[Items from a dataset]
○ ○ ○ ○
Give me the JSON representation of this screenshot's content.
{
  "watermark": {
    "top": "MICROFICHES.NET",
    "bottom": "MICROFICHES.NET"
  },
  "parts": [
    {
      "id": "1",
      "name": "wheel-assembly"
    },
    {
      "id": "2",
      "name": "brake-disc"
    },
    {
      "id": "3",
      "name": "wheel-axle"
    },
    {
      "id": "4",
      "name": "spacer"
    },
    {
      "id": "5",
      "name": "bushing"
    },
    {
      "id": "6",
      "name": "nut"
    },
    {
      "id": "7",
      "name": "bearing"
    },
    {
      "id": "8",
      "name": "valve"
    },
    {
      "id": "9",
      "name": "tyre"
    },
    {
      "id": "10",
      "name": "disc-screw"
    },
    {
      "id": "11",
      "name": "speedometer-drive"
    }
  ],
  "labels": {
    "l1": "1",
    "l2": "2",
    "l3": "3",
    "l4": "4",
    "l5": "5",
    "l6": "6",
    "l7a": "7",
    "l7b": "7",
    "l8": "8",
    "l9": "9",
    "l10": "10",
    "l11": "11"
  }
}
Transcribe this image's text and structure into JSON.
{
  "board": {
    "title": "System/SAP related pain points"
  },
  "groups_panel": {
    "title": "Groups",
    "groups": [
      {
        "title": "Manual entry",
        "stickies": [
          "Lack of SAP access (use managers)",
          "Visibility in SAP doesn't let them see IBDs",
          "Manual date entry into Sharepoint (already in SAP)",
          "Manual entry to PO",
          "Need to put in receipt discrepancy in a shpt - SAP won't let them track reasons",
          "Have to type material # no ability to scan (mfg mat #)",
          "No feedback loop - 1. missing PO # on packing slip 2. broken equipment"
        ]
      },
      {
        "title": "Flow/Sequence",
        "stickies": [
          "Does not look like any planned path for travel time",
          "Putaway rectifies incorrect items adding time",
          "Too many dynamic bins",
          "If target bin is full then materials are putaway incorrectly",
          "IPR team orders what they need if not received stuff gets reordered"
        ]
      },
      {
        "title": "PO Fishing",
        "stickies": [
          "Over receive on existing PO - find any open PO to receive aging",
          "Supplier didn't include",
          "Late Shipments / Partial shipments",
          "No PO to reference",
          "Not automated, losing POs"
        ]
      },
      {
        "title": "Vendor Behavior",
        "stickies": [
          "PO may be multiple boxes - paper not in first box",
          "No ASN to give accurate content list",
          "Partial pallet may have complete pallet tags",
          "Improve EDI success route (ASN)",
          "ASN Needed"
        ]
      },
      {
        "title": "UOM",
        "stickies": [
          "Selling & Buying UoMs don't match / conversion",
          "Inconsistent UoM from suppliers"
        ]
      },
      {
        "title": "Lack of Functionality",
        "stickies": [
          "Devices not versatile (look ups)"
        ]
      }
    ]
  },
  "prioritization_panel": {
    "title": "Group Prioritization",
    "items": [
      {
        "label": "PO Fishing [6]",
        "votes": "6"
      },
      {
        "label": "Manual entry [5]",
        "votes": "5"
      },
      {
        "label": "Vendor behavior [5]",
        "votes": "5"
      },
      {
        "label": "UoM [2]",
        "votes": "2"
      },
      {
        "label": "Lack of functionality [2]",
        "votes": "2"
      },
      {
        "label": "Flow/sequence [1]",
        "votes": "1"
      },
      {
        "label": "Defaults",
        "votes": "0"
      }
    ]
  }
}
○ ○ ○ ○
## [BRIEF]
Each line of the listing should be echoed back exactly.

## [SOLUTION FOR THIS PROBLEM]
Give me the JSON representation of this screenshot's content.
{
  "watermark": {
    "top": "MICROFICHES.NET",
    "bottom": "MICROFICHES.NET"
  },
  "parts": [
    {
      "id": "1",
      "name": "wheel-assembly"
    },
    {
      "id": "2",
      "name": "brake-disc"
    },
    {
      "id": "3",
      "name": "wheel-axle"
    },
    {
      "id": "4",
      "name": "spacer"
    },
    {
      "id": "5",
      "name": "bushing"
    },
    {
      "id": "6",
      "name": "nut"
    },
    {
      "id": "7",
      "name": "bearing"
    },
    {
      "id": "8",
      "name": "valve"
    },
    {
      "id": "9",
      "name": "tyre"
    },
    {
      "id": "10",
      "name": "disc-screw"
    },
    {
      "id": "11",
      "name": "speedometer-drive"
    }
  ],
  "labels": {
    "l1": "1",
    "l2": "2",
    "l3": "3",
    "l4": "4",
    "l5": "5",
    "l6": "6",
    "l7a": "7",
    "l7b": "7",
    "l8": "8",
    "l9": "9",
    "l10": "10",
    "l11": "11"
  }
}
Transcribe this image's text and structure into JSON.
{
  "board": {
    "title": "System/SAP related pain points"
  },
  "groups_panel": {
    "title": "Groups",
    "groups": [
      {
        "title": "Manual entry",
        "stickies": [
          "Lack of SAP access (use managers)",
          "Visibility in SAP doesn't let them see IBDs",
          "Manual date entry into Sharepoint (already in SAP)",
          "Manual entry to PO",
          "Need to put in receipt discrepancy in a shpt - SAP won't let them track reasons",
          "Have to type material # no ability to scan (mfg mat #)",
          "No feedback loop - 1. missing PO # on packing slip 2. broken equipment"
        ]
      },
      {
        "title": "Flow/Sequence",
        "stickies": [
          "Does not look like any planned path for travel time",
          "Putaway rectifies incorrect items adding time",
          "Too many dynamic bins",
          "If target bin is full then materials are putaway incorrectly",
          "IPR team orders what they need if not received stuff gets reordered"
        ]
      },
      {
        "title": "PO Fishing",
        "stickies": [
          "Over receive on existing PO - find any open PO to receive aging",
          "Supplier didn't include",
          "Late Shipments / Partial shipments",
          "No PO to reference",
          "Not automated, losing POs"
        ]
      },
      {
        "title": "Vendor Behavior",
        "stickies": [
          "PO may be multiple boxes - paper not in first box",
          "No ASN to give accurate content list",
          "Partial pallet may have complete pallet tags",
          "Improve EDI success route (ASN)",
          "ASN Needed"
        ]
      },
      {
        "title": "UOM",
        "stickies": [
          "Selling & Buying UoMs don't match / conversion",
          "Inconsistent UoM from suppliers"
        ]
      },
      {
        "title": "Lack of Functionality",
        "stickies": [
          "Devices not versatile (look ups)"
        ]
      }
    ]
  },
  "prioritization_panel": {
    "title": "Group Prioritization",
    "items": [
      {
        "label": "PO Fishing [6]",
        "votes": "6"
      },
      {
        "label": "Manual entry [5]",
        "votes": "5"
      },
      {
        "label": "Vendor behavior [5]",
        "votes": "5"
      },
      {
        "label": "UoM [2]",
        "votes": "2"
      },
      {
        "label": "Lack of functionality [2]",
        "votes": "2"
      },
      {
        "label": "Flow/sequence [1]",
        "votes": "1"
      },
      {
        "label": "Defaults",
        "votes": "0"
      }
    ]
  }
}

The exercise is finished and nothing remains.